▶ [Written instruction]: Print out every line, exactly as written.

━━━ Recorded data ━━━

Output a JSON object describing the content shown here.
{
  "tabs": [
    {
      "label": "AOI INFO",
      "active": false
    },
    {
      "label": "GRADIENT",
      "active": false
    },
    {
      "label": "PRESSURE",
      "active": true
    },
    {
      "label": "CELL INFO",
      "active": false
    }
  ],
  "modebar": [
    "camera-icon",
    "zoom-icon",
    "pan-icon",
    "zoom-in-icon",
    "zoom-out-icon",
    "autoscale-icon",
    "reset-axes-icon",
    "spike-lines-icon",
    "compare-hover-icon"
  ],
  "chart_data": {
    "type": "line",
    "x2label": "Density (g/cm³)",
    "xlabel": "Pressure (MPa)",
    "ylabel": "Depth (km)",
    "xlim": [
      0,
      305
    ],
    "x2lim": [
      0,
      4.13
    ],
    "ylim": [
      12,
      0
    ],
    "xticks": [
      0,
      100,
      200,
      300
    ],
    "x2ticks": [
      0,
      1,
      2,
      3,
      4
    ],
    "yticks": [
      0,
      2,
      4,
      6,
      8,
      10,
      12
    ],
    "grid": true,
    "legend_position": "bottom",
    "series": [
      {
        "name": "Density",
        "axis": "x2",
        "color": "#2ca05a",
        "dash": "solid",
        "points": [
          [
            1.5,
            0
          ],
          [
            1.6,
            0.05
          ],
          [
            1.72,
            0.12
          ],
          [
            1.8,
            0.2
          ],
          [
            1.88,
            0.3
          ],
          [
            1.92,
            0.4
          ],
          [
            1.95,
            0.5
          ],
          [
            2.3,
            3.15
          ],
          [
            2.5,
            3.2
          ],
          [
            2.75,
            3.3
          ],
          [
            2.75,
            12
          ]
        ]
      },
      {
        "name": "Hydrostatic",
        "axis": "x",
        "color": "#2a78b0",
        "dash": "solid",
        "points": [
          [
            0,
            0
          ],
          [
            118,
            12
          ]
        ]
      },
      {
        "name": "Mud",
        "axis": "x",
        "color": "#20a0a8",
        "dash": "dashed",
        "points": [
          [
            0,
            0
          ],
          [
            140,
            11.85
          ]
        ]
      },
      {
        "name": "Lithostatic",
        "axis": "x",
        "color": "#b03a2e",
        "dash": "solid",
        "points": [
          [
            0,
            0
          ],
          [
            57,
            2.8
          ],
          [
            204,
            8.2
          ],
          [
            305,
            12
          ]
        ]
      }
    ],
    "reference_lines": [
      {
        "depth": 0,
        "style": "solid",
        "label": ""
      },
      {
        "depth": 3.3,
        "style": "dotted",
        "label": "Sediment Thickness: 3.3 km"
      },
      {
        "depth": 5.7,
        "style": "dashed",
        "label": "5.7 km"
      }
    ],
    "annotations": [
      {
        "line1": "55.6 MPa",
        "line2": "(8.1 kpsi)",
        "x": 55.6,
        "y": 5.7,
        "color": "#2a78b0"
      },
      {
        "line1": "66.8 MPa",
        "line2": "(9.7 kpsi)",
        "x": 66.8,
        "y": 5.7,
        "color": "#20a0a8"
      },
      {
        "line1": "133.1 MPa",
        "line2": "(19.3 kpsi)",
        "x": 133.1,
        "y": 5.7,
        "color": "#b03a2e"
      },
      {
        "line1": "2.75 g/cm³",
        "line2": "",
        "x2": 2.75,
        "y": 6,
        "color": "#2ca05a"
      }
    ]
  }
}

━━━

▶ [Exercise solution]:
Output a JSON object describing the content shown here.
{
  "tabs": [
    {
      "label": "AOI INFO",
      "active": false
    },
    {
      "label": "GRADIENT",
      "active": false
    },
    {
      "label": "PRESSURE",
      "active": true
    },
    {
      "label": "CELL INFO",
      "active": false
    }
  ],
  "modebar": [
    "camera-icon",
    "zoom-icon",
    "pan-icon",
    "zoom-in-icon",
    "zoom-out-icon",
    "autoscale-icon",
    "reset-axes-icon",
    "spike-lines-icon",
    "compare-hover-icon"
  ],
  "chart_data": {
    "type": "line",
    "x2label": "Density (g/cm³)",
    "xlabel": "Pressure (MPa)",
    "ylabel": "Depth (km)",
    "xlim": [
      0,
      305
    ],
    "x2lim": [
      0,
      4.13
    ],
    "ylim": [
      12,
      0
    ],
    "xticks": [
      0,
      100,
      200,
      300
    ],
    "x2ticks": [
      0,
      1,
      2,
      3,
      4
    ],
    "yticks": [
      0,
      2,
      4,
      6,
      8,
      10,
      12
    ],
    "grid": true,
    "legend_position": "bottom",
    "series": [
      {
        "name": "Density",
        "axis": "x2",
        "color": "#2ca05a",
        "dash": "solid",
        "points": [
          [
            1.5,
            0
          ],
          [
            1.6,
            0.05
          ],
          [
            1.72,
            0.12
          ],
          [
            1.8,
            0.2
          ],
          [
            1.88,
            0.3
          ],
          [
            1.92,
            0.4
          ],
          [
            1.95,
            0.5
          ],
          [
            2.3,
            3.15
          ],
          [
            2.5,
            3.2
          ],
          [
            2.75,
            3.3
          ],
          [
            2.75,
            12
          ]
        ]
      },
      {
        "name": "Hydrostatic",
        "axis": "x",
        "color": "#2a78b0",
        "dash": "solid",
        "points": [
          [
            0,
            0
          ],
          [
            118,
            12
          ]
        ]
      },
      {
        "name": "Mud",
        "axis": "x",
        "color": "#20a0a8",
        "dash": "dashed",
        "points": [
          [
            0,
            0
          ],
          [
            140,
            11.85
          ]
        ]
      },
      {
        "name": "Lithostatic",
        "axis": "x",
        "color": "#b03a2e",
        "dash": "solid",
        "points": [
          [
            0,
            0
          ],
          [
            57,
            2.8
          ],
          [
            204,
            8.2
          ],
          [
            305,
            12
          ]
        ]
      }
    ],
    "reference_lines": [
      {
        "depth": 0,
        "style": "solid",
        "label": ""
      },
      {
        "depth": 3.3,
        "style": "dotted",
        "label": "Sediment Thickness: 3.3 km"
      },
      {
        "depth": 5.7,
        "style": "dashed",
        "label": "5.7 km"
      }
    ],
    "annotations": [
      {
        "line1": "55.6 MPa",
        "line2": "(8.1 kpsi)",
        "x": 55.6,
        "y": 5.7,
        "color": "#2a78b0"
      },
      {
        "line1": "66.8 MPa",
        "line2": "(9.7 kpsi)",
        "x": 66.8,
        "y": 5.7,
        "color": "#20a0a8"
      },
      {
        "line1": "133.1 MPa",
        "line2": "(19.3 kpsi)",
        "x": 133.1,
        "y": 5.7,
        "color": "#b03a2e"
      },
      {
        "line1": "2.75 g/cm³",
        "line2": "",
        "x2": 2.75,
        "y": 6,
        "color": "#2ca05a"
      }
    ]
  }
}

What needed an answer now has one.